# START OF Input material
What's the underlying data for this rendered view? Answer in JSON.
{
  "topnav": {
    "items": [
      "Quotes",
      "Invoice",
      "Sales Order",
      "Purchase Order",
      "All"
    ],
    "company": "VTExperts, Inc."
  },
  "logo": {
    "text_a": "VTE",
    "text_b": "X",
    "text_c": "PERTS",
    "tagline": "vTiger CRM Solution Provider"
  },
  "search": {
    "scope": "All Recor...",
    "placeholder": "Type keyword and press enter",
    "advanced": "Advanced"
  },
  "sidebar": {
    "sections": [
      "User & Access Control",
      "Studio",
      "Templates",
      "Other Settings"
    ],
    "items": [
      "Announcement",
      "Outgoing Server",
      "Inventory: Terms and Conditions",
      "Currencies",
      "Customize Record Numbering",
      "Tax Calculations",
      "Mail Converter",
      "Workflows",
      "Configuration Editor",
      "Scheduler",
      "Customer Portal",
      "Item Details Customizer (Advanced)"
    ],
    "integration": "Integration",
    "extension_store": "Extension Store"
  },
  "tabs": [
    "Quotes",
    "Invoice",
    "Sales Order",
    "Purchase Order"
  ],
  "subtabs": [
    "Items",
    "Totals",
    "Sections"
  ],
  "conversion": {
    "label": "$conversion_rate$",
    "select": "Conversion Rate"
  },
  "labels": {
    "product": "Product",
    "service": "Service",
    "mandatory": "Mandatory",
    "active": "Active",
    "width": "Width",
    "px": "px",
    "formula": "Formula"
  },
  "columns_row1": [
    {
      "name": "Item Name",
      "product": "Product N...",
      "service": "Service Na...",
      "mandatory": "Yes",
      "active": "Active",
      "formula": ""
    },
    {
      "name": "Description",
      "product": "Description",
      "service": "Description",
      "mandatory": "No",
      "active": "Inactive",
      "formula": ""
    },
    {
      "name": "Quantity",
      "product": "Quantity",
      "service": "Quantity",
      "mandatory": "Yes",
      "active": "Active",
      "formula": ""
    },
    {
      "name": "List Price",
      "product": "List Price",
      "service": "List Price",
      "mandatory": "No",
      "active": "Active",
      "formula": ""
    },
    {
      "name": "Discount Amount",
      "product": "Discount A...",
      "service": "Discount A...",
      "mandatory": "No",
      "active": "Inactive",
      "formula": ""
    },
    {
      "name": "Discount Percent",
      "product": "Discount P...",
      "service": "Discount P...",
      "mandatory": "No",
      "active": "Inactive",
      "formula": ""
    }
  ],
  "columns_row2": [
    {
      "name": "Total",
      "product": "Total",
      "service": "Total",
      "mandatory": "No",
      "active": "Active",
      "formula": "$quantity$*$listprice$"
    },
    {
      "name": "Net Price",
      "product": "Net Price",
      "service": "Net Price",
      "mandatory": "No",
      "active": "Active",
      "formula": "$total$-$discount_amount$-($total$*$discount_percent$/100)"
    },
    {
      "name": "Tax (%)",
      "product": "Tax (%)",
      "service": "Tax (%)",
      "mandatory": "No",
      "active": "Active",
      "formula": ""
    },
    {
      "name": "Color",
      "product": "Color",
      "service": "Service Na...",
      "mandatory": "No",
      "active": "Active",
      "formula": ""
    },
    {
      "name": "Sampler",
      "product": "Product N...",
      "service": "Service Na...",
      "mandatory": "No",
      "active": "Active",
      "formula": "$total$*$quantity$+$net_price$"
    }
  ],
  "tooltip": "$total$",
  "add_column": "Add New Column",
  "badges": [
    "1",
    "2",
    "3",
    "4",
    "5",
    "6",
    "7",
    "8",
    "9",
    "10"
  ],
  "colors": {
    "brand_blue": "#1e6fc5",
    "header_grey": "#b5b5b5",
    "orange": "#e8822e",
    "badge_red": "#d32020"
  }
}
# END OF Input material
Repeat each entry word for word.

What's the underlying data for this rendered view? Answer in JSON.
{
  "topnav": {
    "items": [
      "Quotes",
      "Invoice",
      "Sales Order",
      "Purchase Order",
      "All"
    ],
    "company": "VTExperts, Inc."
  },
  "logo": {
    "text_a": "VTE",
    "text_b": "X",
    "text_c": "PERTS",
    "tagline": "vTiger CRM Solution Provider"
  },
  "search": {
    "scope": "All Recor...",
    "placeholder": "Type keyword and press enter",
    "advanced": "Advanced"
  },
  "sidebar": {
    "sections": [
      "User & Access Control",
      "Studio",
      "Templates",
      "Other Settings"
    ],
    "items": [
      "Announcement",
      "Outgoing Server",
      "Inventory: Terms and Conditions",
      "Currencies",
      "Customize Record Numbering",
      "Tax Calculations",
      "Mail Converter",
      "Workflows",
      "Configuration Editor",
      "Scheduler",
      "Customer Portal",
      "Item Details Customizer (Advanced)"
    ],
    "integration": "Integration",
    "extension_store": "Extension Store"
  },
  "tabs": [
    "Quotes",
    "Invoice",
    "Sales Order",
    "Purchase Order"
  ],
  "subtabs": [
    "Items",
    "Totals",
    "Sections"
  ],
  "conversion": {
    "label": "$conversion_rate$",
    "select": "Conversion Rate"
  },
  "labels": {
    "product": "Product",
    "service": "Service",
    "mandatory": "Mandatory",
    "active": "Active",
    "width": "Width",
    "px": "px",
    "formula": "Formula"
  },
  "columns_row1": [
    {
      "name": "Item Name",
      "product": "Product N...",
      "service": "Service Na...",
      "mandatory": "Yes",
      "active": "Active",
      "formula": ""
    },
    {
      "name": "Description",
      "product": "Description",
      "service": "Description",
      "mandatory": "No",
      "active": "Inactive",
      "formula": ""
    },
    {
      "name": "Quantity",
      "product": "Quantity",
      "service": "Quantity",
      "mandatory": "Yes",
      "active": "Active",
      "formula": ""
    },
    {
      "name": "List Price",
      "product": "List Price",
      "service": "List Price",
      "mandatory": "No",
      "active": "Active",
      "formula": ""
    },
    {
      "name": "Discount Amount",
      "product": "Discount A...",
      "service": "Discount A...",
      "mandatory": "No",
      "active": "Inactive",
      "formula": ""
    },
    {
      "name": "Discount Percent",
      "product": "Discount P...",
      "service": "Discount P...",
      "mandatory": "No",
      "active": "Inactive",
      "formula": ""
    }
  ],
  "columns_row2": [
    {
      "name": "Total",
      "product": "Total",
      "service": "Total",
      "mandatory": "No",
      "active": "Active",
      "formula": "$quantity$*$listprice$"
    },
    {
      "name": "Net Price",
      "product": "Net Price",
      "service": "Net Price",
      "mandatory": "No",
      "active": "Active",
      "formula": "$total$-$discount_amount$-($total$*$discount_percent$/100)"
    },
    {
      "name": "Tax (%)",
      "product": "Tax (%)",
      "service": "Tax (%)",
      "mandatory": "No",
      "active": "Active",
      "formula": ""
    },
    {
      "name": "Color",
      "product": "Color",
      "service": "Service Na...",
      "mandatory": "No",
      "active": "Active",
      "formula": ""
    },
    {
      "name": "Sampler",
      "product": "Product N...",
      "service": "Service Na...",
      "mandatory": "No",
      "active": "Active",
      "formula": "$total$*$quantity$+$net_price$"
    }
  ],
  "tooltip": "$total$",
  "add_column": "Add New Column",
  "badges": [
    "1",
    "2",
    "3",
    "4",
    "5",
    "6",
    "7",
    "8",
    "9",
    "10"
  ],
  "colors": {
    "brand_blue": "#1e6fc5",
    "header_grey": "#b5b5b5",
    "orange": "#e8822e",
    "badge_red": "#d32020"
  }
}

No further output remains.